PROBLEM STATEMENT: What is the number of lines holding the word "вреда"? Write that number and nothing else.

MATERIAL PROVIDED:
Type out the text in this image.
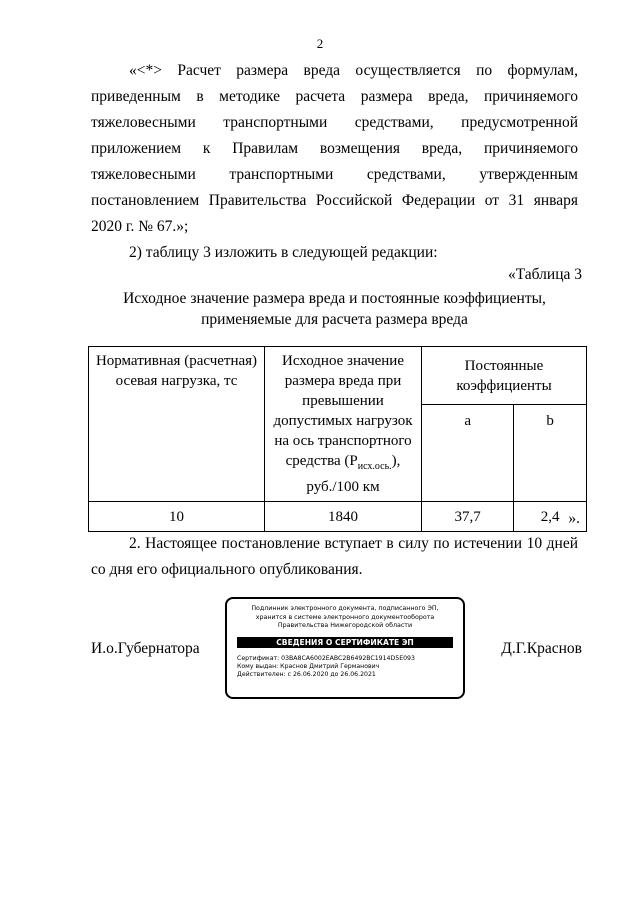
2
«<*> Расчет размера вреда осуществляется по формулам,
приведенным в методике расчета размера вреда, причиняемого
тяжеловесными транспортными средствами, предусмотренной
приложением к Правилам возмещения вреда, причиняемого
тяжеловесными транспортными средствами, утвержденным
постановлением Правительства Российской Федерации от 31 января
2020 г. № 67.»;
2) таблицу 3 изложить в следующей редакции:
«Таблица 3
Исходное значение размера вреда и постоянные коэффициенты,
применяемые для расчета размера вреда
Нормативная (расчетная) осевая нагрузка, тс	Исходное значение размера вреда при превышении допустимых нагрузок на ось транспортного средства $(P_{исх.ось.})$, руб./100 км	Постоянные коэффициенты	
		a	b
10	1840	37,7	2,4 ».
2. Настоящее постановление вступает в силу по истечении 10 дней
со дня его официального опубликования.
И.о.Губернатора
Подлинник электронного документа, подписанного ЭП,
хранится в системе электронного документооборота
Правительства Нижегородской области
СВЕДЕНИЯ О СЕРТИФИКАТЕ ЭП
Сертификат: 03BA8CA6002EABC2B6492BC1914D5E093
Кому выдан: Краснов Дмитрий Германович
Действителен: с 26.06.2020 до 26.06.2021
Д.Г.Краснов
* * *
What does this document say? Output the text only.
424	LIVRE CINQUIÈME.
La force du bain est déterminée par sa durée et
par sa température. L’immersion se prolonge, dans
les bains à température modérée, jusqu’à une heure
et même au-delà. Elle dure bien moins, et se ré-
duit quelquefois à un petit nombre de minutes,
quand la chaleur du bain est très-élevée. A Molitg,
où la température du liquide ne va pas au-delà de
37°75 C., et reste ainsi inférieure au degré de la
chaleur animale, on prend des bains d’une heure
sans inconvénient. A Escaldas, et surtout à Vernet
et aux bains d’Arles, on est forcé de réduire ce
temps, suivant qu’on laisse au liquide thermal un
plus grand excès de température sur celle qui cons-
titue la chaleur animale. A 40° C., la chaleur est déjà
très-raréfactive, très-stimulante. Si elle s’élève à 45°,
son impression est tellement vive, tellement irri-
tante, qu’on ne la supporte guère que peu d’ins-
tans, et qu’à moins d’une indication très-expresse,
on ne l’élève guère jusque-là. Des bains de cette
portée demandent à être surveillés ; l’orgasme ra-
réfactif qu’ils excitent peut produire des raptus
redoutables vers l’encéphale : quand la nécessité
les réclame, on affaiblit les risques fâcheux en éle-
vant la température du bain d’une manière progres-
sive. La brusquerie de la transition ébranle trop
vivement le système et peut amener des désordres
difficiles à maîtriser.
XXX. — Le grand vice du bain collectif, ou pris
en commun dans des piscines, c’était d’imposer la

EXERCISE ANSWER: 6